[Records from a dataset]
>> BEGIN

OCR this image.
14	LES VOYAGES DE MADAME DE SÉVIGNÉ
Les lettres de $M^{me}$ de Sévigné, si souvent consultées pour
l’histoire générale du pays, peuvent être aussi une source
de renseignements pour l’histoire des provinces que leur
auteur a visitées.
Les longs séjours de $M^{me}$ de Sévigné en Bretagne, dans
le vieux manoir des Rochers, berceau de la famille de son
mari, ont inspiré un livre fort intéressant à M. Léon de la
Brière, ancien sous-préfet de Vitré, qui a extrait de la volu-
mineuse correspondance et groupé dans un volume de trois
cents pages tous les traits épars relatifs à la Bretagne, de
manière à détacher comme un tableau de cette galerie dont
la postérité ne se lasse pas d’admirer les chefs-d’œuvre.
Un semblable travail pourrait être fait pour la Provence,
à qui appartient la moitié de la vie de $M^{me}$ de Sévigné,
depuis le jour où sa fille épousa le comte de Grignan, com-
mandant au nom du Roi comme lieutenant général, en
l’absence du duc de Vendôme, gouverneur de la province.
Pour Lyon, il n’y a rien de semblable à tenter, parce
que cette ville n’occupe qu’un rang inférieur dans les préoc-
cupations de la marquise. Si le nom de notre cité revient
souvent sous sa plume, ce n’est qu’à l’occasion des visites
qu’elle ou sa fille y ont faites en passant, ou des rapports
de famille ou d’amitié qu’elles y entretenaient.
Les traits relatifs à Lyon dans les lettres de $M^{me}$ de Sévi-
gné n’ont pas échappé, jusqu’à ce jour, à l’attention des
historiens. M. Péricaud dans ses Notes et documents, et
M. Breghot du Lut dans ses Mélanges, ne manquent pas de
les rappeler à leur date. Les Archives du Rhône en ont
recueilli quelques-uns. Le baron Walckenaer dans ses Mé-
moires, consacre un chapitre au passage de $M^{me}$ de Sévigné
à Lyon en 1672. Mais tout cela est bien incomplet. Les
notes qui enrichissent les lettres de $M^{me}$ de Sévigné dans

>> END

* Aim of the exercise *
Determine how many lines in the listing above hold the string "famille", then write only the number.

* Final result *
2